■ **Given exercise**
Starting with the line that contains "What data populates", reproduce each line through the end of the listing below, with no other output.

## Start Dataset

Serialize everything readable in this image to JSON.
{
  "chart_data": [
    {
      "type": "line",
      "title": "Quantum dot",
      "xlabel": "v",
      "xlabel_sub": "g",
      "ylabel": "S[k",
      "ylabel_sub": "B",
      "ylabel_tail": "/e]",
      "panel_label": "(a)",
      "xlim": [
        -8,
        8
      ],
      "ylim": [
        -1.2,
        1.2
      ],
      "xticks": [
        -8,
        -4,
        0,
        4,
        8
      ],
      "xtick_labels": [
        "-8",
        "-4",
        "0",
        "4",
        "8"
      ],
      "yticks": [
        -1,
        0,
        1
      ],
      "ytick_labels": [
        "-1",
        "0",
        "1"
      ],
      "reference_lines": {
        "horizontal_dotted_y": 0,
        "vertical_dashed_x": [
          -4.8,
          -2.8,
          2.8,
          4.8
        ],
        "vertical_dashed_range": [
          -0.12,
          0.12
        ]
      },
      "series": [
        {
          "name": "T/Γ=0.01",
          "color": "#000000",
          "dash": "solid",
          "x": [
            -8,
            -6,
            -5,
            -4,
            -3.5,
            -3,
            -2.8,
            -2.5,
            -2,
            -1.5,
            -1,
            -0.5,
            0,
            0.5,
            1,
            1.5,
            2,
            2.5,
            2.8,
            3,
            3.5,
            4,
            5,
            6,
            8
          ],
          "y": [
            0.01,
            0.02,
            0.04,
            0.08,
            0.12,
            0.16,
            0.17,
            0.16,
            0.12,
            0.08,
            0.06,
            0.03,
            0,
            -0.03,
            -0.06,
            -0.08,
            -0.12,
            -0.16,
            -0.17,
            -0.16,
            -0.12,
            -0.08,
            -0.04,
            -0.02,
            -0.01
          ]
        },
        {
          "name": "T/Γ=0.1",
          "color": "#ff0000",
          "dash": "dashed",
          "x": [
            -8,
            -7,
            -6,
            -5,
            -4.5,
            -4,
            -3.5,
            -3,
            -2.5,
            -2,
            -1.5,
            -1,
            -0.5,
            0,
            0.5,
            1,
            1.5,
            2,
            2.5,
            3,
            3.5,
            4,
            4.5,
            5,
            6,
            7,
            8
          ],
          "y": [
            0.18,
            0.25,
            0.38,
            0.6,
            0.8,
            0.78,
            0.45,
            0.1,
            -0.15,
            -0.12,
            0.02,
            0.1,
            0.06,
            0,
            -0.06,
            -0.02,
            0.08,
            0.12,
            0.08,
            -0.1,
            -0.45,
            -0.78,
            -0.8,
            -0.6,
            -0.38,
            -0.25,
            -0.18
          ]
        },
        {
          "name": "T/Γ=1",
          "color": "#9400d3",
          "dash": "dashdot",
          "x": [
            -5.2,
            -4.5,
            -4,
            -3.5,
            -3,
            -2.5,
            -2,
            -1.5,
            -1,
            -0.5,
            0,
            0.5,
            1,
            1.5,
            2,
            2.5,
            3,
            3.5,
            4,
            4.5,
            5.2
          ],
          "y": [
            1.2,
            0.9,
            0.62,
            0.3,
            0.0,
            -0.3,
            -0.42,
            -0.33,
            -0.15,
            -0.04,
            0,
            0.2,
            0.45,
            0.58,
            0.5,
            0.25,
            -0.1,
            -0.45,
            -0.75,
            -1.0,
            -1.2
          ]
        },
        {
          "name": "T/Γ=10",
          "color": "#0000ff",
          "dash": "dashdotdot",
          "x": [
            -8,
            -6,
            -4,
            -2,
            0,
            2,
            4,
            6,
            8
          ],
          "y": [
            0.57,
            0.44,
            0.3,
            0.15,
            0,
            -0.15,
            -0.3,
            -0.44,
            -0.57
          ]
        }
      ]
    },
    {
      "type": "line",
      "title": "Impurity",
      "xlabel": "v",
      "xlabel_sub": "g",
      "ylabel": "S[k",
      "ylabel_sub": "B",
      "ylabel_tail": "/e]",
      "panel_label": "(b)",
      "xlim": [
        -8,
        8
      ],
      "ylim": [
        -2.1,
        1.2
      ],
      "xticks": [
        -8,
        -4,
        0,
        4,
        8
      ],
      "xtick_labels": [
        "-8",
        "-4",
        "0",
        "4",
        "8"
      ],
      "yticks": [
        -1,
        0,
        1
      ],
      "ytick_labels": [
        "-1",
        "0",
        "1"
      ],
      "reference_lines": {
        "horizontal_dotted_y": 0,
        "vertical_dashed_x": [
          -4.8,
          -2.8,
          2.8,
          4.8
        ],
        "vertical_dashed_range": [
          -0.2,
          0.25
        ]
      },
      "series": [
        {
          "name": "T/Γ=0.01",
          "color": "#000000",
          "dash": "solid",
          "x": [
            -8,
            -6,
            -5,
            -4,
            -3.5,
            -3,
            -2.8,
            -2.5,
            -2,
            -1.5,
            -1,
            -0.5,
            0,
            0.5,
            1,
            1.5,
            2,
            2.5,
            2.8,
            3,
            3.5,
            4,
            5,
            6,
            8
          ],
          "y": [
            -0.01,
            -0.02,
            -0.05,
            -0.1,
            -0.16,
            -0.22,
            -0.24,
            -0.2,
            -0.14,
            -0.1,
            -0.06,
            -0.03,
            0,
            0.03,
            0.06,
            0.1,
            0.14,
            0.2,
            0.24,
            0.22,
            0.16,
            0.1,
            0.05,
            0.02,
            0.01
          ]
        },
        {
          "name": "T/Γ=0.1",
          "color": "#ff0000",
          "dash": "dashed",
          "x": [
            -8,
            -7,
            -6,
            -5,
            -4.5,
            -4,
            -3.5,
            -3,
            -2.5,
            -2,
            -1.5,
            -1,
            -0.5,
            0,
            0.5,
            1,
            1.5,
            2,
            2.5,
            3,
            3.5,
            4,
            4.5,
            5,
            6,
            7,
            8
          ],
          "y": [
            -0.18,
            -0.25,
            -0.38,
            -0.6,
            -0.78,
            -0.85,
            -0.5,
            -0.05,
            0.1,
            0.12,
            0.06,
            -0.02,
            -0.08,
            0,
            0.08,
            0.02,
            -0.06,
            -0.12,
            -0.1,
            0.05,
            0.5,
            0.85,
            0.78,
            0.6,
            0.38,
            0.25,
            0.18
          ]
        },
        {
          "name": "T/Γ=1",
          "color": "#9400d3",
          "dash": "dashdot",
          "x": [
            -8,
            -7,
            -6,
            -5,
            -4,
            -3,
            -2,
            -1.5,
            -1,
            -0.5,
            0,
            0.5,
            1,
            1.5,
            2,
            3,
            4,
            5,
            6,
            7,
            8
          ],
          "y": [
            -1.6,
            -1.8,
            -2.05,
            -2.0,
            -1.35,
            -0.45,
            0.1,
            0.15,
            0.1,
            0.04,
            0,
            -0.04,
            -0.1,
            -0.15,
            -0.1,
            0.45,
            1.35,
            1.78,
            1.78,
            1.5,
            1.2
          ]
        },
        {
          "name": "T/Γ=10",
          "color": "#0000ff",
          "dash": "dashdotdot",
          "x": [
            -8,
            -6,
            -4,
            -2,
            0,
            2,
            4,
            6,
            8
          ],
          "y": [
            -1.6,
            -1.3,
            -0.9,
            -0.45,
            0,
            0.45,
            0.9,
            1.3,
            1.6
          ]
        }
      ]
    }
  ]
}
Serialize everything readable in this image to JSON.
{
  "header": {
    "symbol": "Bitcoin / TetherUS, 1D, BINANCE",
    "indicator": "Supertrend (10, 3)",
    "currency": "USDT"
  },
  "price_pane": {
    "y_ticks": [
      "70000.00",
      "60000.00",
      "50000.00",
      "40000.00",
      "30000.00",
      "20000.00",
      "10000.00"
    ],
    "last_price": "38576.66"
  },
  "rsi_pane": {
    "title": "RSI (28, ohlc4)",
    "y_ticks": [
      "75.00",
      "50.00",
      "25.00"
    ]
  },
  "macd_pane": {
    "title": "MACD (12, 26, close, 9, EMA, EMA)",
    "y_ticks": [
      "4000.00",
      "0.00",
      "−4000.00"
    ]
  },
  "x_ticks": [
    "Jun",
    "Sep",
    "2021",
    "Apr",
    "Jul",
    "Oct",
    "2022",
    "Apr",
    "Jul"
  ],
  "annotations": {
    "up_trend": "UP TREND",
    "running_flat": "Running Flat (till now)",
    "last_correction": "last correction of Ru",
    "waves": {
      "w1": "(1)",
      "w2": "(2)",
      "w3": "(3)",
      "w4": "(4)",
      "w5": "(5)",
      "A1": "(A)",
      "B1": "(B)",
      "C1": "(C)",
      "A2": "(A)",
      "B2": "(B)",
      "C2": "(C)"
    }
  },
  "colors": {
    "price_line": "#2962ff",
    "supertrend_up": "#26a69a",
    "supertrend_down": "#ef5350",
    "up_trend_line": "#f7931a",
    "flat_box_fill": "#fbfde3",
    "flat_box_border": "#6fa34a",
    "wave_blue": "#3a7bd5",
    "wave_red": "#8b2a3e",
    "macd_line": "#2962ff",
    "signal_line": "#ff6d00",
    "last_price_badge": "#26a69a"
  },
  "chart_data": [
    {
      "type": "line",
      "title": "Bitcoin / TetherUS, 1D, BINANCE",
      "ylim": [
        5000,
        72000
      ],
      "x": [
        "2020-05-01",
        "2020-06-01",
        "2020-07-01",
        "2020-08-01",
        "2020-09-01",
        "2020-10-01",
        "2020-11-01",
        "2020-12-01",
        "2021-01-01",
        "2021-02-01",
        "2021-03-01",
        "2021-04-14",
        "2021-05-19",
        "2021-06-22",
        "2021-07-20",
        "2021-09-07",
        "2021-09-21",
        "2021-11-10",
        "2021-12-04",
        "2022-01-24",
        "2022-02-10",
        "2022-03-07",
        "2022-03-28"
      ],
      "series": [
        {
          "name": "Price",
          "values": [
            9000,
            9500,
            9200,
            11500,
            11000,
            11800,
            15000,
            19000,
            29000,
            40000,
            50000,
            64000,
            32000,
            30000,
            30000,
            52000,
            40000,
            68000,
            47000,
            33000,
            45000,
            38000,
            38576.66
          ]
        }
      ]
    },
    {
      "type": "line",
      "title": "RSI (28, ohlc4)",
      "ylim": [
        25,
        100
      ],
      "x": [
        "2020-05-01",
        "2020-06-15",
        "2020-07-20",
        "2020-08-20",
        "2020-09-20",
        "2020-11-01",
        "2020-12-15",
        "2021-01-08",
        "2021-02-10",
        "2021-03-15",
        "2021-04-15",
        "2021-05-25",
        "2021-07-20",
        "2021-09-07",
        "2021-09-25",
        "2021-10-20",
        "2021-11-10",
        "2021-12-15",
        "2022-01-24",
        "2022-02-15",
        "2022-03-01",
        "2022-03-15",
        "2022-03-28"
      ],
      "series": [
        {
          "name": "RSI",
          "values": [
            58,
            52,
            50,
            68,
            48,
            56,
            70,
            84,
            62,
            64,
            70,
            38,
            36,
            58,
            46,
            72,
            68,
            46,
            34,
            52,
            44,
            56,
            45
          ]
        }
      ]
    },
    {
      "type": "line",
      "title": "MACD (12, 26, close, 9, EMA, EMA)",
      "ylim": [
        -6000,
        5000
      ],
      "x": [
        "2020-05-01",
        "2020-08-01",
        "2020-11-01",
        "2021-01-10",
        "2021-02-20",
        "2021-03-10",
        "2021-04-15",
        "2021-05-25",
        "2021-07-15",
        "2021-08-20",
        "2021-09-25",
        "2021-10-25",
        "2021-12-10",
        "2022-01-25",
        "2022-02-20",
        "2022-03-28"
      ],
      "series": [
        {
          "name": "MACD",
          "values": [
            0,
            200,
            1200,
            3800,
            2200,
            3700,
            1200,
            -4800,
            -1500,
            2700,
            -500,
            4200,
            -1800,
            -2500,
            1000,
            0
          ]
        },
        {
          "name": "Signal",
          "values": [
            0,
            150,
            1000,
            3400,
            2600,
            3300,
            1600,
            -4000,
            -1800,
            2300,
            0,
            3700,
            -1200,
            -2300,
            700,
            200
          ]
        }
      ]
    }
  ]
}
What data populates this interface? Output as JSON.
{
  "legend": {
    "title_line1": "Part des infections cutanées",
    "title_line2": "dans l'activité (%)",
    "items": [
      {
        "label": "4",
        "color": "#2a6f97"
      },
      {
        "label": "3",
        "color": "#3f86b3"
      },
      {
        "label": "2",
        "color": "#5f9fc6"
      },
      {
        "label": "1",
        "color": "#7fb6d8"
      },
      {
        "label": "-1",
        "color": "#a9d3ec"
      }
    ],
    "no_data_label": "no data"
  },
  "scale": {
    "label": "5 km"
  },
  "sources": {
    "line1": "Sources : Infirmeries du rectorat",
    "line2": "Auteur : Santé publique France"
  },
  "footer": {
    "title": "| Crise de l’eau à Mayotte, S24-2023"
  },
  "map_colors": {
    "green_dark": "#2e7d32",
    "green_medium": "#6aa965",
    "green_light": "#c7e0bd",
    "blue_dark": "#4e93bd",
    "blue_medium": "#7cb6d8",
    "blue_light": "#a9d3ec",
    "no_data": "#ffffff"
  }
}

## End Dataset

■ **Correct answer**
What data populates this interface? Output as JSON.
{
  "legend": {
    "title_line1": "Part des infections cutanées",
    "title_line2": "dans l'activité (%)",
    "items": [
      {
        "label": "4",
        "color": "#2a6f97"
      },
      {
        "label": "3",
        "color": "#3f86b3"
      },
      {
        "label": "2",
        "color": "#5f9fc6"
      },
      {
        "label": "1",
        "color": "#7fb6d8"
      },
      {
        "label": "-1",
        "color": "#a9d3ec"
      }
    ],
    "no_data_label": "no data"
  },
  "scale": {
    "label": "5 km"
  },
  "sources": {
    "line1": "Sources : Infirmeries du rectorat",
    "line2": "Auteur : Santé publique France"
  },
  "footer": {
    "title": "| Crise de l’eau à Mayotte, S24-2023"
  },
  "map_colors": {
    "green_dark": "#2e7d32",
    "green_medium": "#6aa965",
    "green_light": "#c7e0bd",
    "blue_dark": "#4e93bd",
    "blue_medium": "#7cb6d8",
    "blue_light": "#a9d3ec",
    "no_data": "#ffffff"
  }
}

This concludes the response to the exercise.